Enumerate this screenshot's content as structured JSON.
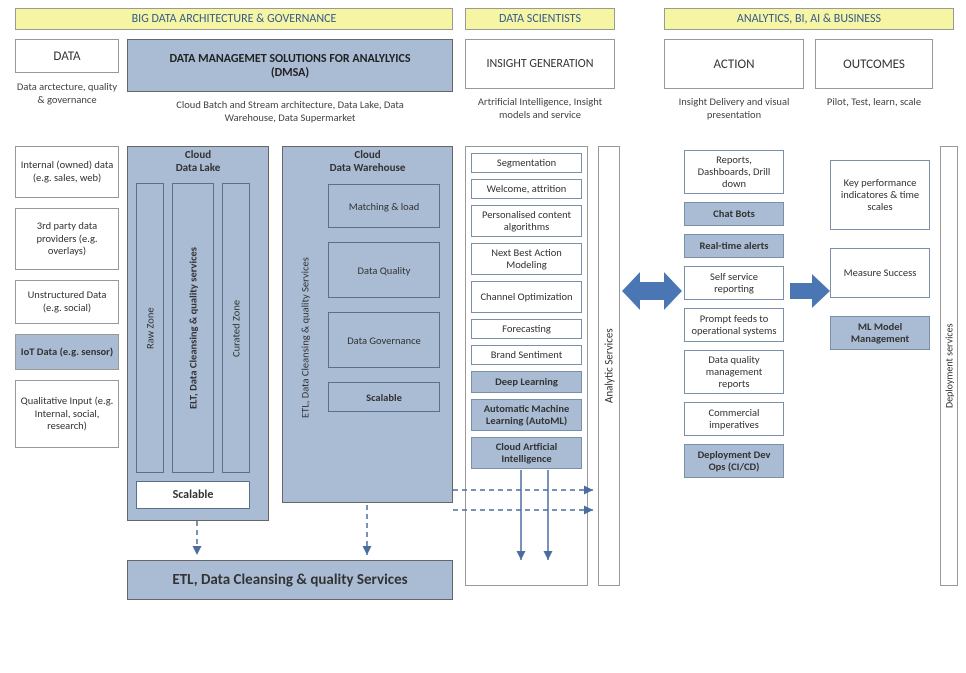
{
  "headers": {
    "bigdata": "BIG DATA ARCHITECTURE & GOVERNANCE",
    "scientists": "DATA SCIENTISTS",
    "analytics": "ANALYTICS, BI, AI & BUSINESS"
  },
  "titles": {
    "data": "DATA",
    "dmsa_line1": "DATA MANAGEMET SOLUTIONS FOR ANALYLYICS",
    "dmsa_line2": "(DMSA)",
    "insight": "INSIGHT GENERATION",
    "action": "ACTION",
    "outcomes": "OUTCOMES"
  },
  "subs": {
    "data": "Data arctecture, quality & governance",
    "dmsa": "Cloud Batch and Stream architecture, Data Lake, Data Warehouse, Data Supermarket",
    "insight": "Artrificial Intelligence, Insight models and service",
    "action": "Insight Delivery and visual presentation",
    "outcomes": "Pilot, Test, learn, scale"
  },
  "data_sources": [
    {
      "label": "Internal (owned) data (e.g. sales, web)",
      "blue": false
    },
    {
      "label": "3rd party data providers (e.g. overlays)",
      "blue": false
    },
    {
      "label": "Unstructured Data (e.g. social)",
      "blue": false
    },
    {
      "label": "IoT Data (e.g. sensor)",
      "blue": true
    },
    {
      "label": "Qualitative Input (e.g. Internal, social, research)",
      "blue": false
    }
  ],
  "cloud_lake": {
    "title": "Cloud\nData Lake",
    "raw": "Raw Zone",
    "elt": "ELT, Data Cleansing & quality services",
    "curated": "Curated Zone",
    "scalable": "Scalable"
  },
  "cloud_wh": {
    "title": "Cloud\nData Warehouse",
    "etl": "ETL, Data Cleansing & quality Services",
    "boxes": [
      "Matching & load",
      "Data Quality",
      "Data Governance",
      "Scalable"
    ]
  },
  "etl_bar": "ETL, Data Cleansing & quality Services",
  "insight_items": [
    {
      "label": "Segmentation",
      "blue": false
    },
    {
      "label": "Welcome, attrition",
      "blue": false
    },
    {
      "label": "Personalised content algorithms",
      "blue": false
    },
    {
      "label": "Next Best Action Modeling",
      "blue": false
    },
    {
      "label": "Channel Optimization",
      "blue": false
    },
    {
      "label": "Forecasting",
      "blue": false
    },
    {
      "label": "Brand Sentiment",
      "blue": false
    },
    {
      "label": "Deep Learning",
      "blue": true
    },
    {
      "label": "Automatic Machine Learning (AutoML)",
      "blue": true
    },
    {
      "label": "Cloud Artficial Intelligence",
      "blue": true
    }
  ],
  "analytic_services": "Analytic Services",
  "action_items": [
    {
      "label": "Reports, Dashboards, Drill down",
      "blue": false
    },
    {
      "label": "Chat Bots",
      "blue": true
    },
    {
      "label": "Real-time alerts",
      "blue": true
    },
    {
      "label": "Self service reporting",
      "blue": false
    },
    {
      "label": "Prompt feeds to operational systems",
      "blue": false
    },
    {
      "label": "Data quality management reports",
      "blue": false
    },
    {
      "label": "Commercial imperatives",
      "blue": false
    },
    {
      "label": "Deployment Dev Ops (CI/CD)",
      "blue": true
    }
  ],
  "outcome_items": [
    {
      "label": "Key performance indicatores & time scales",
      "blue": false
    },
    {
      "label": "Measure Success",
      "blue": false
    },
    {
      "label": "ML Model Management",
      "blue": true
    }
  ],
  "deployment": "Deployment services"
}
++++++++++
> **Task to complete**: Reproduce all of the data exactly; the pictures do not belong in the copy.

> **Answer in full**:
Enumerate this screenshot's content as structured JSON.
{
  "headers": {
    "bigdata": "BIG DATA ARCHITECTURE & GOVERNANCE",
    "scientists": "DATA SCIENTISTS",
    "analytics": "ANALYTICS, BI, AI & BUSINESS"
  },
  "titles": {
    "data": "DATA",
    "dmsa_line1": "DATA MANAGEMET SOLUTIONS FOR ANALYLYICS",
    "dmsa_line2": "(DMSA)",
    "insight": "INSIGHT GENERATION",
    "action": "ACTION",
    "outcomes": "OUTCOMES"
  },
  "subs": {
    "data": "Data arctecture, quality & governance",
    "dmsa": "Cloud Batch and Stream architecture, Data Lake, Data Warehouse, Data Supermarket",
    "insight": "Artrificial Intelligence, Insight models and service",
    "action": "Insight Delivery and visual presentation",
    "outcomes": "Pilot, Test, learn, scale"
  },
  "data_sources": [
    {
      "label": "Internal (owned) data (e.g. sales, web)",
      "blue": false
    },
    {
      "label": "3rd party data providers (e.g. overlays)",
      "blue": false
    },
    {
      "label": "Unstructured Data (e.g. social)",
      "blue": false
    },
    {
      "label": "IoT Data (e.g. sensor)",
      "blue": true
    },
    {
      "label": "Qualitative Input (e.g. Internal, social, research)",
      "blue": false
    }
  ],
  "cloud_lake": {
    "title": "Cloud\nData Lake",
    "raw": "Raw Zone",
    "elt": "ELT, Data Cleansing & quality services",
    "curated": "Curated Zone",
    "scalable": "Scalable"
  },
  "cloud_wh": {
    "title": "Cloud\nData Warehouse",
    "etl": "ETL, Data Cleansing & quality Services",
    "boxes": [
      "Matching & load",
      "Data Quality",
      "Data Governance",
      "Scalable"
    ]
  },
  "etl_bar": "ETL, Data Cleansing & quality Services",
  "insight_items": [
    {
      "label": "Segmentation",
      "blue": false
    },
    {
      "label": "Welcome, attrition",
      "blue": false
    },
    {
      "label": "Personalised content algorithms",
      "blue": false
    },
    {
      "label": "Next Best Action Modeling",
      "blue": false
    },
    {
      "label": "Channel Optimization",
      "blue": false
    },
    {
      "label": "Forecasting",
      "blue": false
    },
    {
      "label": "Brand Sentiment",
      "blue": false
    },
    {
      "label": "Deep Learning",
      "blue": true
    },
    {
      "label": "Automatic Machine Learning (AutoML)",
      "blue": true
    },
    {
      "label": "Cloud Artficial Intelligence",
      "blue": true
    }
  ],
  "analytic_services": "Analytic Services",
  "action_items": [
    {
      "label": "Reports, Dashboards, Drill down",
      "blue": false
    },
    {
      "label": "Chat Bots",
      "blue": true
    },
    {
      "label": "Real-time alerts",
      "blue": true
    },
    {
      "label": "Self service reporting",
      "blue": false
    },
    {
      "label": "Prompt feeds to operational systems",
      "blue": false
    },
    {
      "label": "Data quality management reports",
      "blue": false
    },
    {
      "label": "Commercial imperatives",
      "blue": false
    },
    {
      "label": "Deployment Dev Ops (CI/CD)",
      "blue": true
    }
  ],
  "outcome_items": [
    {
      "label": "Key performance indicatores & time scales",
      "blue": false
    },
    {
      "label": "Measure Success",
      "blue": false
    },
    {
      "label": "ML Model Management",
      "blue": true
    }
  ],
  "deployment": "Deployment services"
}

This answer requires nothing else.